■ Prompt ■
Read through the data and report every line in which the word "расположенная" occurs.

■ Collected data entries ■

_ _ _

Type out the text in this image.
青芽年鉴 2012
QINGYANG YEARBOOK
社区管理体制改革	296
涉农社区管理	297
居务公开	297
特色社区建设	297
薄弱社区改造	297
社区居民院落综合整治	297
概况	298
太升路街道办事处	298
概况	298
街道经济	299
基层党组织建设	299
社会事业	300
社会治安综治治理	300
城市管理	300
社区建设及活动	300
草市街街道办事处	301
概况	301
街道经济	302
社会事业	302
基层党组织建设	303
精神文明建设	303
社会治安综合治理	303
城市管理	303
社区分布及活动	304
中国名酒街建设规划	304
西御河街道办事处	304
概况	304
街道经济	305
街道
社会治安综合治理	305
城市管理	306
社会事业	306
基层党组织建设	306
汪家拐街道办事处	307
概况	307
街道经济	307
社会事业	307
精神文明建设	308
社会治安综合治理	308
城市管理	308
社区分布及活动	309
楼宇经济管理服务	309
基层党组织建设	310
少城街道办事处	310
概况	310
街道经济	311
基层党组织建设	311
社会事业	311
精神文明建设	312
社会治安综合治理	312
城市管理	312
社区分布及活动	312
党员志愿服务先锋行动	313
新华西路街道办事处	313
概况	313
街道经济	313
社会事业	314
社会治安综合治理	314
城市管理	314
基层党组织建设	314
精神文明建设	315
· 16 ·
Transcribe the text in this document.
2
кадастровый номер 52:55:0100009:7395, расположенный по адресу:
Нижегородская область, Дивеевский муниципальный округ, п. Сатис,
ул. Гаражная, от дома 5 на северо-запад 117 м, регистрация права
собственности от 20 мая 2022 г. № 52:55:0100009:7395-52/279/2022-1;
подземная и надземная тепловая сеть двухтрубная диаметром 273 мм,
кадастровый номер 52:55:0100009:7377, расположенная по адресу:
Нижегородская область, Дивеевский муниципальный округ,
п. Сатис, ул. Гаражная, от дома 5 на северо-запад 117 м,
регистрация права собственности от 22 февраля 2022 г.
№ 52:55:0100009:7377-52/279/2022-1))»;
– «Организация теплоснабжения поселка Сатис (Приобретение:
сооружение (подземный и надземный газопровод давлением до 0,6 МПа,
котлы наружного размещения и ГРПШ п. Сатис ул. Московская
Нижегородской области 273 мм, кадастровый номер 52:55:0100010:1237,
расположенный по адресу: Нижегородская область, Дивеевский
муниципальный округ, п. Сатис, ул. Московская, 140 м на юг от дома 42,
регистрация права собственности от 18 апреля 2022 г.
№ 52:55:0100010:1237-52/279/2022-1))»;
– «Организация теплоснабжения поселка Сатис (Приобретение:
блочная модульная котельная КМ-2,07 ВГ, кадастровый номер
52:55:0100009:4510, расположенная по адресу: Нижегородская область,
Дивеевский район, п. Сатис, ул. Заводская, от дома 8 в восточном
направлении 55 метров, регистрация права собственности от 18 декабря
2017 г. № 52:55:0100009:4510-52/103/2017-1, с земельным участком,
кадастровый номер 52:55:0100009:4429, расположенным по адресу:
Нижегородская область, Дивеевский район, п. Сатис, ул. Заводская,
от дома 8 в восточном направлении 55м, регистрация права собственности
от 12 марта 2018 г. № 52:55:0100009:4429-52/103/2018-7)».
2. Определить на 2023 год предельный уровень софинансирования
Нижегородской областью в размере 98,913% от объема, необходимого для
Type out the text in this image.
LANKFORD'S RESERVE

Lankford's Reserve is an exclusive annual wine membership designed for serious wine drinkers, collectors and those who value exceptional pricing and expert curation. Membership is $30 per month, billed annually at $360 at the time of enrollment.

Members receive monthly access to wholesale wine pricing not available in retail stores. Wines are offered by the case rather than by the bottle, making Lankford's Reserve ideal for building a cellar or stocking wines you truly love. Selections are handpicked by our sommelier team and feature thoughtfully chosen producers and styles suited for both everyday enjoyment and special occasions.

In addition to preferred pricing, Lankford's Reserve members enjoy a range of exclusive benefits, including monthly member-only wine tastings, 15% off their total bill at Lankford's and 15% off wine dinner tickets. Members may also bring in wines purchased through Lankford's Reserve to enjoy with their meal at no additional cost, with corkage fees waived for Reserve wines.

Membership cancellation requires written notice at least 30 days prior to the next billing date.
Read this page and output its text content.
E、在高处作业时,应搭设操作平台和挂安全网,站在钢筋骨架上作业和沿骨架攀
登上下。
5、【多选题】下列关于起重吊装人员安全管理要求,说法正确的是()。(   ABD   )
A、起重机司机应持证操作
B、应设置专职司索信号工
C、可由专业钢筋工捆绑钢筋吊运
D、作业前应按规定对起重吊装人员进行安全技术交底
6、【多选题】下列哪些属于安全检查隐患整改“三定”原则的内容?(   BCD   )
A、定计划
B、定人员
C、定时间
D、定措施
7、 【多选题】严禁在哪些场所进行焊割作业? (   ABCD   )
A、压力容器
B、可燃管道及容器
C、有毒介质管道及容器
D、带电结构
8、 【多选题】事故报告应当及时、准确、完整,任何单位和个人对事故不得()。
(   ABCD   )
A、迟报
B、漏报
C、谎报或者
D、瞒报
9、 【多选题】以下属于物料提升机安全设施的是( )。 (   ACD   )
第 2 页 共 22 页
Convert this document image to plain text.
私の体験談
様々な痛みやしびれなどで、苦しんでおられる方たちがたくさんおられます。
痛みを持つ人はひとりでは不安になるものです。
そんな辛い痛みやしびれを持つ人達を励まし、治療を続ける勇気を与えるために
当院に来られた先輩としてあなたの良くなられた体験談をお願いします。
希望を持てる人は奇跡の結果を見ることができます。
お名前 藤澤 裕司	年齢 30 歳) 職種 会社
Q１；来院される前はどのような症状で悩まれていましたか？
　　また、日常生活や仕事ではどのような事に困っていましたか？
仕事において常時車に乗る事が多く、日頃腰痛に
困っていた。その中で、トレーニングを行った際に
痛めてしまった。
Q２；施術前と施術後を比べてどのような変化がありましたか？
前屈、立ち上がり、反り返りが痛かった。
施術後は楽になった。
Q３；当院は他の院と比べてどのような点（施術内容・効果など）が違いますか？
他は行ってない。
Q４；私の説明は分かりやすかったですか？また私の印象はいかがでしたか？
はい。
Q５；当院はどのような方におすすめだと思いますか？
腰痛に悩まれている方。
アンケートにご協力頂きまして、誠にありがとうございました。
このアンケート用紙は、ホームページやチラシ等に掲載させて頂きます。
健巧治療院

_ _ _

■ Written solution ■
кадастровый номер 52:55:0100009:7377, расположенная по адресу:
52:55:0100009:4510, расположенная по адресу: Нижегородская область,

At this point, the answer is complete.